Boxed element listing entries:
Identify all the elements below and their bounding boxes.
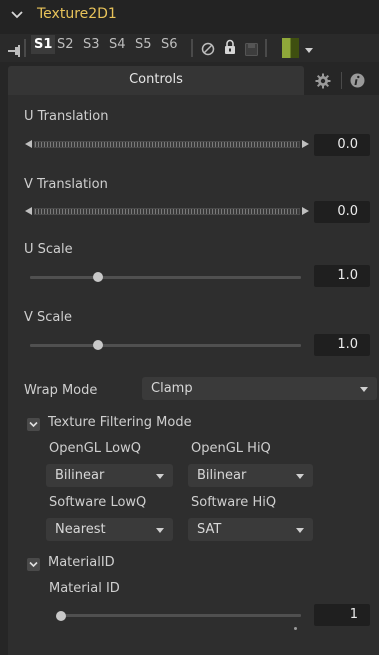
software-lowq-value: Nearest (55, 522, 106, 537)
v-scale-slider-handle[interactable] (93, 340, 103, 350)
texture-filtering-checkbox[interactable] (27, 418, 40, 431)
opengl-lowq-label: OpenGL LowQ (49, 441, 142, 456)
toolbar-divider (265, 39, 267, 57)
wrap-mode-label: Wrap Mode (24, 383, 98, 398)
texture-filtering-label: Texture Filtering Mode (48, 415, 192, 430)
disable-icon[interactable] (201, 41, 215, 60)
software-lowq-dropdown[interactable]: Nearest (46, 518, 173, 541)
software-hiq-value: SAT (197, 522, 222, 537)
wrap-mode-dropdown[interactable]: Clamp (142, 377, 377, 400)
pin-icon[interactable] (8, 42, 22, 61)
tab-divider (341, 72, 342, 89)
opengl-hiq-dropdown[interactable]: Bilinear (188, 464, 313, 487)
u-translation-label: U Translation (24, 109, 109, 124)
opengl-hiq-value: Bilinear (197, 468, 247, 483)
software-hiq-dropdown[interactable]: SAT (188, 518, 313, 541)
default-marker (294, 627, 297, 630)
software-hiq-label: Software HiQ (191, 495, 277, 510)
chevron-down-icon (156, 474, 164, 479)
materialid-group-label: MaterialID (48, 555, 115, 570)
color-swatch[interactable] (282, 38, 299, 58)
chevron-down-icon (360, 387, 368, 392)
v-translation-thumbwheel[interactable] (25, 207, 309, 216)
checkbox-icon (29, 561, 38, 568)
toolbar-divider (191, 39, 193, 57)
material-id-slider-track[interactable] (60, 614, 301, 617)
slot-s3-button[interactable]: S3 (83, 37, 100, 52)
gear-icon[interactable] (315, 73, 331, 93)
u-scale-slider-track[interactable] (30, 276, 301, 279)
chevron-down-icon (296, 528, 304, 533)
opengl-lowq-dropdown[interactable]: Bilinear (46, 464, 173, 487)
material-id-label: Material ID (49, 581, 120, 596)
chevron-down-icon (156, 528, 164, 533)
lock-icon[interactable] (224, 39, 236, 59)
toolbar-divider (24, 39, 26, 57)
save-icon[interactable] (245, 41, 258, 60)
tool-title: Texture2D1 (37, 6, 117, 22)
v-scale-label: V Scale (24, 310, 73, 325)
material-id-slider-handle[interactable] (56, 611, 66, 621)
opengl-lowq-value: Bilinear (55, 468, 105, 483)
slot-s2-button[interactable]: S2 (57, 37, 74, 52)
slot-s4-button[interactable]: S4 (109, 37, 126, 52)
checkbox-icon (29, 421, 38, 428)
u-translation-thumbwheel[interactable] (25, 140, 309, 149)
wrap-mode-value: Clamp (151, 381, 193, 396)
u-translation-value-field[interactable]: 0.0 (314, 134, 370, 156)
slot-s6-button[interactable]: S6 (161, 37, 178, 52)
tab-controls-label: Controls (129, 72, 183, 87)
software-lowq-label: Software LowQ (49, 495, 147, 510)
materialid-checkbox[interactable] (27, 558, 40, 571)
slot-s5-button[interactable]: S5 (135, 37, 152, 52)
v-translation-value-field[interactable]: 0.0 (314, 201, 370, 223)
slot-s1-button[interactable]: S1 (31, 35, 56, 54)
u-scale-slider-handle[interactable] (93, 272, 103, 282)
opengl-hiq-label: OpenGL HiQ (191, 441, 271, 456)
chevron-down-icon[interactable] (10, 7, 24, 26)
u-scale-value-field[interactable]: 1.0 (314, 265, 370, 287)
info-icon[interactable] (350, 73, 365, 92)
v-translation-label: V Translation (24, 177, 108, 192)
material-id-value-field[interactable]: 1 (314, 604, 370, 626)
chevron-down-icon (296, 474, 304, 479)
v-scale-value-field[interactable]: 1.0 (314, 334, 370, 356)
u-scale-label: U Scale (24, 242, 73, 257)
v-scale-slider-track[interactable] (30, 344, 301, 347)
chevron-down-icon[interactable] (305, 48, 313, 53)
--
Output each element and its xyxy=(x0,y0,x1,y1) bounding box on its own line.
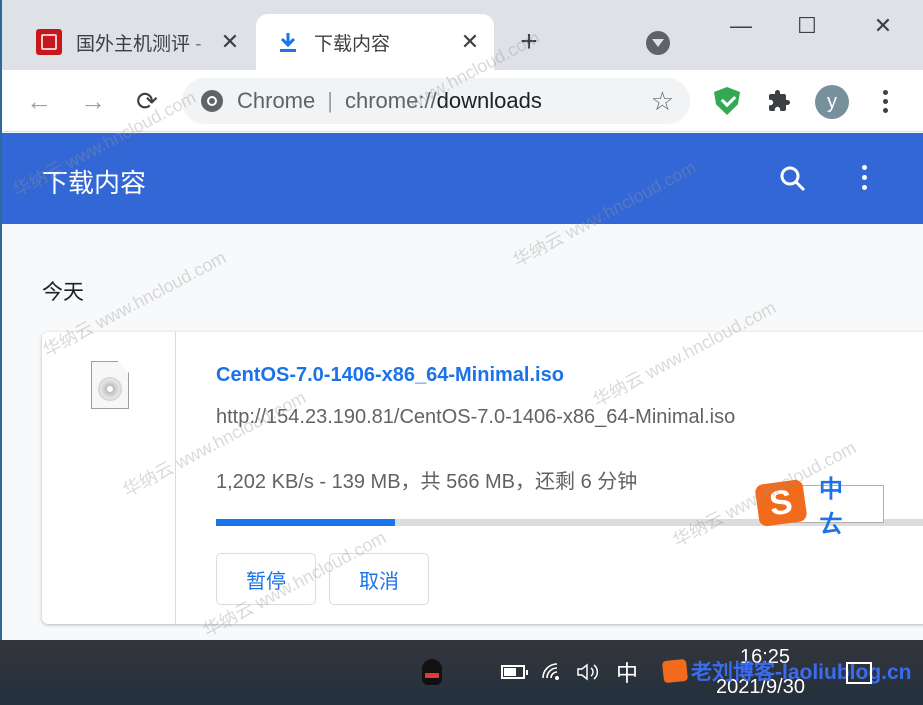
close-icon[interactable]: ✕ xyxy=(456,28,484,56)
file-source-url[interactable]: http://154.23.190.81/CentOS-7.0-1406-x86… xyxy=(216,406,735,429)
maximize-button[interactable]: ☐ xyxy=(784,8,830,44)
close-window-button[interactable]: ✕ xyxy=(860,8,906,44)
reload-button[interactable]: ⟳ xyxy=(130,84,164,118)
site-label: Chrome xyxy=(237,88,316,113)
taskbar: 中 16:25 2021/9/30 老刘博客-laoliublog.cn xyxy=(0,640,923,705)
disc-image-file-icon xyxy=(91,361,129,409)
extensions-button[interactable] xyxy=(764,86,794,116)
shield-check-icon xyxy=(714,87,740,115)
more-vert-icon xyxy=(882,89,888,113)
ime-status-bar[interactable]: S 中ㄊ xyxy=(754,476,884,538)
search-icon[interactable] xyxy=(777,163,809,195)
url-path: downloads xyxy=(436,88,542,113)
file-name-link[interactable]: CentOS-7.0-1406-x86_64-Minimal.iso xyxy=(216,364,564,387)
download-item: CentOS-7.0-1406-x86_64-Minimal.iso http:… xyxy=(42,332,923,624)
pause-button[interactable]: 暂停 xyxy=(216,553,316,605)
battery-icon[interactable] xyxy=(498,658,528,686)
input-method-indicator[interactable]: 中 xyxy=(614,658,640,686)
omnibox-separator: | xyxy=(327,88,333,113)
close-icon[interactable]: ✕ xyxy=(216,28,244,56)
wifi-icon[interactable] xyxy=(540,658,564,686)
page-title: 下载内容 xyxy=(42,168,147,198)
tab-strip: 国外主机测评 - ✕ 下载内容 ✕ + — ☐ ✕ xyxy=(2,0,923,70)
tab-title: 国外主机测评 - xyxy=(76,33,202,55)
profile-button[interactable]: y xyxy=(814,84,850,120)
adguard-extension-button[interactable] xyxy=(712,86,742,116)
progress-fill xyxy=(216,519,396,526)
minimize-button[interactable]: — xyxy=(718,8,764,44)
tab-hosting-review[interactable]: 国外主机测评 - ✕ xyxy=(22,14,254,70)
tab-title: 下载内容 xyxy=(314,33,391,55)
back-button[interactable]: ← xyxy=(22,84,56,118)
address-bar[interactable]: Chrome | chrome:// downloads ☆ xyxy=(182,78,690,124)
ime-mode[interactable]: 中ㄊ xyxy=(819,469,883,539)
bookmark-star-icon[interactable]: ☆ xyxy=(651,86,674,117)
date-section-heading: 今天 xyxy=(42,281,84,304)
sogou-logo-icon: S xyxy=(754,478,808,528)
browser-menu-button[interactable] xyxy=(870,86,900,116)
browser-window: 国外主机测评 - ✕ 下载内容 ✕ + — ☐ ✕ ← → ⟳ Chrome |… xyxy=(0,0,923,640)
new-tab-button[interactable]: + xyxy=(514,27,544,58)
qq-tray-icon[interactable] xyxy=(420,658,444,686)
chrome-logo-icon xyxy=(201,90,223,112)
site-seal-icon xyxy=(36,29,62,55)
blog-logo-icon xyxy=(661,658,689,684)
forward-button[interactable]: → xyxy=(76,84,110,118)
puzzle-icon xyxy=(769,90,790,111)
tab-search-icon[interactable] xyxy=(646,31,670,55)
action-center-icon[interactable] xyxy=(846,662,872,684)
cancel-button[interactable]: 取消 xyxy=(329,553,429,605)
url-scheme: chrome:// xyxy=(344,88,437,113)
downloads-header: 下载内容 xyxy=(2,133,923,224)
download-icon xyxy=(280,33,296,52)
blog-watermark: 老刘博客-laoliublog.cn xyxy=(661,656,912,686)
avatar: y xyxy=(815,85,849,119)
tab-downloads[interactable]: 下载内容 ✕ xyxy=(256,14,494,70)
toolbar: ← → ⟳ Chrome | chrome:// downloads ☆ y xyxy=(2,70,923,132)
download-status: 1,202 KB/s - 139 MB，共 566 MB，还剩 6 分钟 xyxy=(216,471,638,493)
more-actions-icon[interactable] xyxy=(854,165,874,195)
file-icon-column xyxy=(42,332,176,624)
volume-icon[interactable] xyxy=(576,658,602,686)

▶ WRITTEN PROBLEM:
Please set down these lines exactly, starting with the line that contains "software-lowq-value: Nearest (55, 522, 106, 537)" and going on through the line that contains "wrap-mode-label: Wrap Mode (24, 383, 98, 398)".

▶ EXERCISE ANSWER:
software-lowq-value: Nearest (55, 522, 106, 537)
v-scale-slider-handle[interactable] (93, 340, 103, 350)
texture-filtering-checkbox[interactable] (27, 418, 40, 431)
opengl-lowq-label: OpenGL LowQ (49, 441, 142, 456)
toolbar-divider (265, 39, 267, 57)
wrap-mode-label: Wrap Mode (24, 383, 98, 398)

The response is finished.